Data items
====================

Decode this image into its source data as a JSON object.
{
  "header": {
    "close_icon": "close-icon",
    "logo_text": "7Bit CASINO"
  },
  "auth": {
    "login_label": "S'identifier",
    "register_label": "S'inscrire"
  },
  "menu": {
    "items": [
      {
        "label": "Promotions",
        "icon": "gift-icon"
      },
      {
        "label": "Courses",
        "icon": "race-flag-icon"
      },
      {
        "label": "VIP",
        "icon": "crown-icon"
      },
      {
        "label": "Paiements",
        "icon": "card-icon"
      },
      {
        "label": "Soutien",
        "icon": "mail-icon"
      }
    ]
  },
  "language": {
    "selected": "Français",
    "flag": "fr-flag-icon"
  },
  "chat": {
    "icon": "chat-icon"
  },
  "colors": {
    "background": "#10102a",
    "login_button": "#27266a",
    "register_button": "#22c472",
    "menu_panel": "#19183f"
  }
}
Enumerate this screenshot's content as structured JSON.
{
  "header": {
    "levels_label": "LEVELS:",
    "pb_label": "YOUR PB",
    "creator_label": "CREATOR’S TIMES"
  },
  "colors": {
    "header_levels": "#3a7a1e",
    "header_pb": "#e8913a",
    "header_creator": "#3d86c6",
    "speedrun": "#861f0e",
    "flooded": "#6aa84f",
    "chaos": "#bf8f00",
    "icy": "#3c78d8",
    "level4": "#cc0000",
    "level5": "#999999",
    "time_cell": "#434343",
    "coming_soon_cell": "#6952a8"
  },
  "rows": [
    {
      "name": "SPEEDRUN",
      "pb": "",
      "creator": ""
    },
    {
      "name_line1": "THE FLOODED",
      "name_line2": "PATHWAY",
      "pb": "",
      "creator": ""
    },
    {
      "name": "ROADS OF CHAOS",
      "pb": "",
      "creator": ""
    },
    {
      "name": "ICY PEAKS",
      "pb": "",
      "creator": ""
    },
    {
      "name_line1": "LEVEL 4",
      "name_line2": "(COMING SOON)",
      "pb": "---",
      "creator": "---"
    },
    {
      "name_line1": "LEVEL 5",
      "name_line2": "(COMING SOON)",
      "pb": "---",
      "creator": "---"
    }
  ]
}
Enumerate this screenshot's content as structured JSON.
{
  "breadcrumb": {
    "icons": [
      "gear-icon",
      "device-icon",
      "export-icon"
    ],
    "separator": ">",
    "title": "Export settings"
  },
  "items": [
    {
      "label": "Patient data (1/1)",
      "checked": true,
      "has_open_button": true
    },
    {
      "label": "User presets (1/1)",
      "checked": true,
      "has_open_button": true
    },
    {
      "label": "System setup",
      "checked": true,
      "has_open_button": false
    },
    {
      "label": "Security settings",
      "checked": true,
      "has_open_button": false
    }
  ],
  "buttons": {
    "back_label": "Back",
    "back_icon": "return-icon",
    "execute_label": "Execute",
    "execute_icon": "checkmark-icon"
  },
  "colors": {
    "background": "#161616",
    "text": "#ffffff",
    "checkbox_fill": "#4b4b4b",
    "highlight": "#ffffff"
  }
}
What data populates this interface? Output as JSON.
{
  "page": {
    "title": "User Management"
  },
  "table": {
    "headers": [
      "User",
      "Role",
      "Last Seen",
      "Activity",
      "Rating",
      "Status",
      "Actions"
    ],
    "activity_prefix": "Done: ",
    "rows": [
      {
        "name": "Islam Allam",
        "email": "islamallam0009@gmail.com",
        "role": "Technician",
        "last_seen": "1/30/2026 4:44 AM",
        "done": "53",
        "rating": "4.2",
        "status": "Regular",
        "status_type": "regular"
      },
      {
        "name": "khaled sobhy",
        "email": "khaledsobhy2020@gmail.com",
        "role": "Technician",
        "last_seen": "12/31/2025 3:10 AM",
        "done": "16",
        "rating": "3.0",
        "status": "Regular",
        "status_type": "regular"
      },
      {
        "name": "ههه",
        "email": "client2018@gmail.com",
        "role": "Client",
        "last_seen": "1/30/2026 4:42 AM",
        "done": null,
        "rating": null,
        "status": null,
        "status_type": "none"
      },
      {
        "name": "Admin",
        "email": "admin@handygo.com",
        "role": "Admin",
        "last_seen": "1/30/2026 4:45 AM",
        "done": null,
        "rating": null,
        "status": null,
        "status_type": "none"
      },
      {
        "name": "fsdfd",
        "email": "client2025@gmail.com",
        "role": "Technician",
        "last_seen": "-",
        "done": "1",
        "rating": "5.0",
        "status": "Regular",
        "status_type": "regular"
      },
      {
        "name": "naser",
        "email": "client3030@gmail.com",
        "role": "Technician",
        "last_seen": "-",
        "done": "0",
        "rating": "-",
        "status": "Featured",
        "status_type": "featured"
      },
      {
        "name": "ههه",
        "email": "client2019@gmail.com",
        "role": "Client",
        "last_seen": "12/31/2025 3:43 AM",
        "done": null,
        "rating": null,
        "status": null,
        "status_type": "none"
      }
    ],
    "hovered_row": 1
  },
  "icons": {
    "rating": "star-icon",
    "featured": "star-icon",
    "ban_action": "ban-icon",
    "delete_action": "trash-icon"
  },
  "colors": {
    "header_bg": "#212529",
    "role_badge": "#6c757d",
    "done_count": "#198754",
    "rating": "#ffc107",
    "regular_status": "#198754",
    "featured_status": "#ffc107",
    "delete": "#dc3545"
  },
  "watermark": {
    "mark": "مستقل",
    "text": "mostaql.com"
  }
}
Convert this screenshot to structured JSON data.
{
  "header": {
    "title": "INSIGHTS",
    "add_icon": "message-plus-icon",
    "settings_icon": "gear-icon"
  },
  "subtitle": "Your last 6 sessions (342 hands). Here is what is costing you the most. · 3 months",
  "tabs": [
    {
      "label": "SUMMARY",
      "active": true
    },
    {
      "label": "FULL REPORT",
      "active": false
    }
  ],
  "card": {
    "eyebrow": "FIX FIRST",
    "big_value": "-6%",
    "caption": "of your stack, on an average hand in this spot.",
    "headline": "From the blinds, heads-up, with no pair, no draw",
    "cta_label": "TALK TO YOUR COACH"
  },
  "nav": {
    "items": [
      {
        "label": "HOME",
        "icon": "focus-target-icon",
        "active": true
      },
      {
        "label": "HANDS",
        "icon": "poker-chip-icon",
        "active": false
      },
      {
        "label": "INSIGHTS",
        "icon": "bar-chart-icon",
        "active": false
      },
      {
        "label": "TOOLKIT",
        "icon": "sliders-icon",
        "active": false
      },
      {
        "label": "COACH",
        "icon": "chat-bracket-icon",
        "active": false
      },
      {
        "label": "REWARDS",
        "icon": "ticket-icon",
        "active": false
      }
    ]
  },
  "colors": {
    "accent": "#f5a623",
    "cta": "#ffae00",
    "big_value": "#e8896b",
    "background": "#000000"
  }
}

====================

(Directive)
Gather up the lines that contain the word "this".

(Written solution)
Decode this image into its source data as a JSON object.
Enumerate this screenshot's content as structured JSON.
Enumerate this screenshot's content as structured JSON.
What data populates this interface? Output as JSON.
Convert this screenshot to structured JSON data.
    "caption": "of your stack, on an average hand in this spot.",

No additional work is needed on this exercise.